* **Instructions to follow**
The complete listing should be restated exactly.

* **Dataset**
★ ★ ★ ★

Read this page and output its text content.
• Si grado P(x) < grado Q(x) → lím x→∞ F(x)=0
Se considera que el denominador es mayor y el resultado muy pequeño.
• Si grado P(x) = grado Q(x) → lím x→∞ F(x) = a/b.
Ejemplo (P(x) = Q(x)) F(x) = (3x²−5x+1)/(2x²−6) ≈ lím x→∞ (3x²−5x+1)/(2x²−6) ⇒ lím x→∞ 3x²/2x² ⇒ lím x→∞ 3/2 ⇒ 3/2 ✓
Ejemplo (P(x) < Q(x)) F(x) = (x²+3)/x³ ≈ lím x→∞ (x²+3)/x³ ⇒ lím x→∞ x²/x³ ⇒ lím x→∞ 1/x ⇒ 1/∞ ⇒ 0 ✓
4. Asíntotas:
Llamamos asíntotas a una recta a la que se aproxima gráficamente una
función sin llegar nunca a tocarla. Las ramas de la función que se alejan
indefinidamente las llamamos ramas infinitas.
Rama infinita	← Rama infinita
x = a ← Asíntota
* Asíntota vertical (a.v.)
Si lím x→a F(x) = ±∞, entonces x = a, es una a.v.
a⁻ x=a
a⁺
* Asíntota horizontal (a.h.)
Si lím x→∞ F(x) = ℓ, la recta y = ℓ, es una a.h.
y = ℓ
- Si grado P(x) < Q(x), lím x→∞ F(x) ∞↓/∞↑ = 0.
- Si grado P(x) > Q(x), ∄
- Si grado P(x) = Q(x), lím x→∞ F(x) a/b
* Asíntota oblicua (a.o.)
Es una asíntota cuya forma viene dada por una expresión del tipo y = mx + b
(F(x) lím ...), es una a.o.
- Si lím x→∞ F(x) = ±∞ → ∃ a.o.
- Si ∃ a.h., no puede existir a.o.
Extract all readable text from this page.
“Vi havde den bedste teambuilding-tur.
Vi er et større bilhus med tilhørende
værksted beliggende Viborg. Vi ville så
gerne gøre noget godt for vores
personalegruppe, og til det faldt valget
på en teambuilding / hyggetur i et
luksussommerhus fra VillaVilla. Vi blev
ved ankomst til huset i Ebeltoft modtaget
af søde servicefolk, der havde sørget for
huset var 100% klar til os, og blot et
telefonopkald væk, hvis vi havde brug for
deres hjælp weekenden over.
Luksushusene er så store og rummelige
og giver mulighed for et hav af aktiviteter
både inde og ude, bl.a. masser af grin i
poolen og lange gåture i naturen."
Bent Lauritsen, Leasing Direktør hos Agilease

★ ★ ★ ★

* **Reply**
Read this page and output its text content.
• Si grado P(x) < grado Q(x) → lím x→∞ F(x)=0
Se considera que el denominador es mayor y el resultado muy pequeño.
• Si grado P(x) = grado Q(x) → lím x→∞ F(x) = a/b.
Ejemplo (P(x) = Q(x)) F(x) = (3x²−5x+1)/(2x²−6) ≈ lím x→∞ (3x²−5x+1)/(2x²−6) ⇒ lím x→∞ 3x²/2x² ⇒ lím x→∞ 3/2 ⇒ 3/2 ✓
Ejemplo (P(x) < Q(x)) F(x) = (x²+3)/x³ ≈ lím x→∞ (x²+3)/x³ ⇒ lím x→∞ x²/x³ ⇒ lím x→∞ 1/x ⇒ 1/∞ ⇒ 0 ✓
4. Asíntotas:
Llamamos asíntotas a una recta a la que se aproxima gráficamente una
función sin llegar nunca a tocarla. Las ramas de la función que se alejan
indefinidamente las llamamos ramas infinitas.
Rama infinita	← Rama infinita
x = a ← Asíntota
* Asíntota vertical (a.v.)
Si lím x→a F(x) = ±∞, entonces x = a, es una a.v.
a⁻ x=a
a⁺
* Asíntota horizontal (a.h.)
Si lím x→∞ F(x) = ℓ, la recta y = ℓ, es una a.h.
y = ℓ
- Si grado P(x) < Q(x), lím x→∞ F(x) ∞↓/∞↑ = 0.
- Si grado P(x) > Q(x), ∄
- Si grado P(x) = Q(x), lím x→∞ F(x) a/b
* Asíntota oblicua (a.o.)
Es una asíntota cuya forma viene dada por una expresión del tipo y = mx + b
(F(x) lím ...), es una a.o.
- Si lím x→∞ F(x) = ±∞ → ∃ a.o.
- Si ∃ a.h., no puede existir a.o.
Extract all readable text from this page.
“Vi havde den bedste teambuilding-tur.
Vi er et større bilhus med tilhørende
værksted beliggende Viborg. Vi ville så
gerne gøre noget godt for vores
personalegruppe, og til det faldt valget
på en teambuilding / hyggetur i et
luksussommerhus fra VillaVilla. Vi blev
ved ankomst til huset i Ebeltoft modtaget
af søde servicefolk, der havde sørget for
huset var 100% klar til os, og blot et
telefonopkald væk, hvis vi havde brug for
deres hjælp weekenden over.
Luksushusene er så store og rummelige
og giver mulighed for et hav af aktiviteter
både inde og ude, bl.a. masser af grin i
poolen og lange gåture i naturen."
Bent Lauritsen, Leasing Direktør hos Agilease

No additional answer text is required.